Brief
Quote the records beneath, complete and exact. Leave out images.

^^^^^^^^^^^^^^^^

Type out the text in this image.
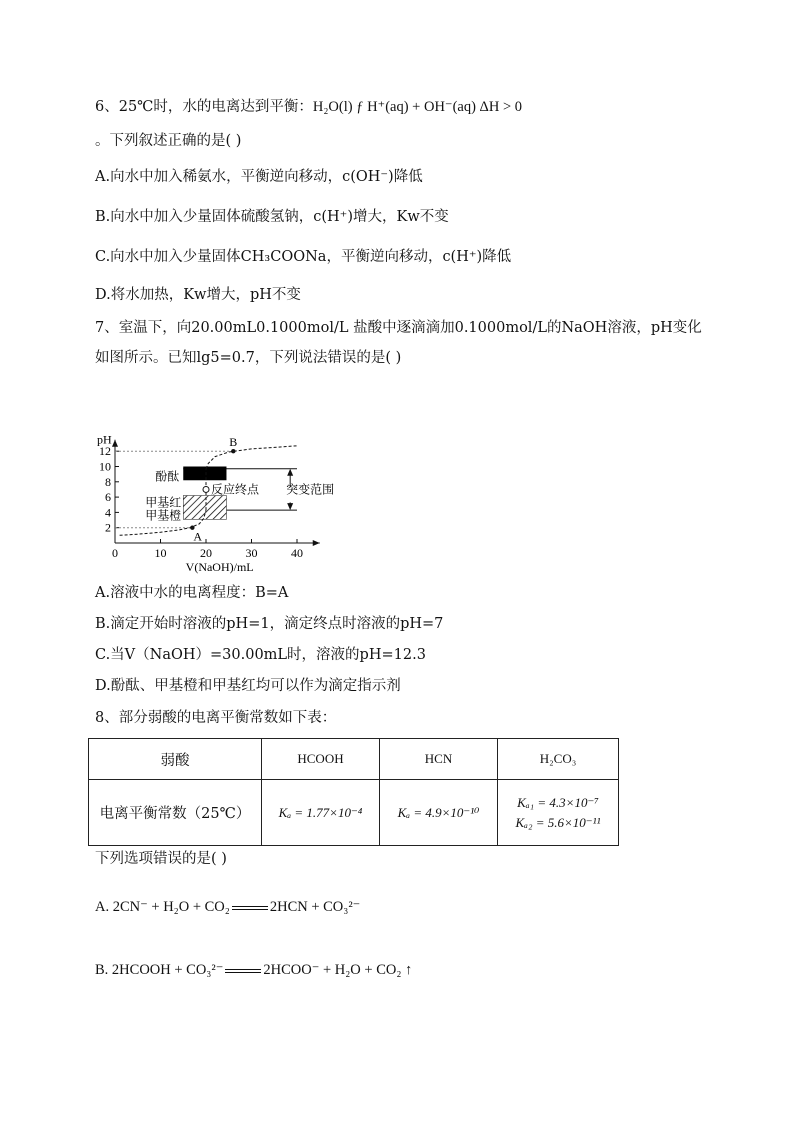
6、25℃时，水的电离达到平衡：H₂O(l) ƒ H⁺(aq) + OH⁻(aq) ΔH > 0
。下列叙述正确的是( )
A.向水中加入稀氨水，平衡逆向移动，c(OH⁻)降低
B.向水中加入少量固体硫酸氢钠，c(H⁺)增大，Kw不变
C.向水中加入少量固体CH₃COONa，平衡逆向移动，c(H⁺)降低
D.将水加热，Kw增大，pH不变
7、室温下，向20.00mL0.1000mol/L 盐酸中逐滴滴加0.1000mol/L的NaOH溶液，pH变化
如图所示。已知lg5=0.7，下列说法错误的是( )
pH
V(NaOH)/mL
0	10	20	30	40
2
4
6
8
10
12
突变范围
酚酞
甲基红
甲基橙
A
B
反应终点
A.溶液中水的电离程度：B=A
B.滴定开始时溶液的pH=1，滴定终点时溶液的pH=7
C.当V（NaOH）=30.00mL时，溶液的pH=12.3
D.酚酞、甲基橙和甲基红均可以作为滴定指示剂
8、部分弱酸的电离平衡常数如下表：
弱酸	HCOOH	HCN	H₂CO₃
电离平衡常数（25℃）	Kₐ = 1.77×10⁻⁴	Kₐ = 4.9×10⁻¹⁰	Kₐ₁ = 4.3×10⁻⁷
Kₐ₂ = 5.6×10⁻¹¹
下列选项错误的是( )
A. 2CN⁻ + H₂O + CO₂	2HCN + CO₃²⁻
B. 2HCOOH + CO₃²⁻	2HCOO⁻ + H₂O + CO₂ ↑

^^^^^^^^^^^^^^^^

Problem solution
Type out the text in this image.
6、25℃时，水的电离达到平衡：H₂O(l) ƒ H⁺(aq) + OH⁻(aq) ΔH > 0
。下列叙述正确的是( )
A.向水中加入稀氨水，平衡逆向移动，c(OH⁻)降低
B.向水中加入少量固体硫酸氢钠，c(H⁺)增大，Kw不变
C.向水中加入少量固体CH₃COONa，平衡逆向移动，c(H⁺)降低
D.将水加热，Kw增大，pH不变
7、室温下，向20.00mL0.1000mol/L 盐酸中逐滴滴加0.1000mol/L的NaOH溶液，pH变化
如图所示。已知lg5=0.7，下列说法错误的是( )
pH
V(NaOH)/mL
0	10	20	30	40
2
4
6
8
10
12
突变范围
酚酞
甲基红
甲基橙
A
B
反应终点
A.溶液中水的电离程度：B=A
B.滴定开始时溶液的pH=1，滴定终点时溶液的pH=7
C.当V（NaOH）=30.00mL时，溶液的pH=12.3
D.酚酞、甲基橙和甲基红均可以作为滴定指示剂
8、部分弱酸的电离平衡常数如下表：
弱酸	HCOOH	HCN	H₂CO₃
电离平衡常数（25℃）	Kₐ = 1.77×10⁻⁴	Kₐ = 4.9×10⁻¹⁰	Kₐ₁ = 4.3×10⁻⁷
Kₐ₂ = 5.6×10⁻¹¹
下列选项错误的是( )
A. 2CN⁻ + H₂O + CO₂	2HCN + CO₃²⁻
B. 2HCOOH + CO₃²⁻	2HCOO⁻ + H₂O + CO₂ ↑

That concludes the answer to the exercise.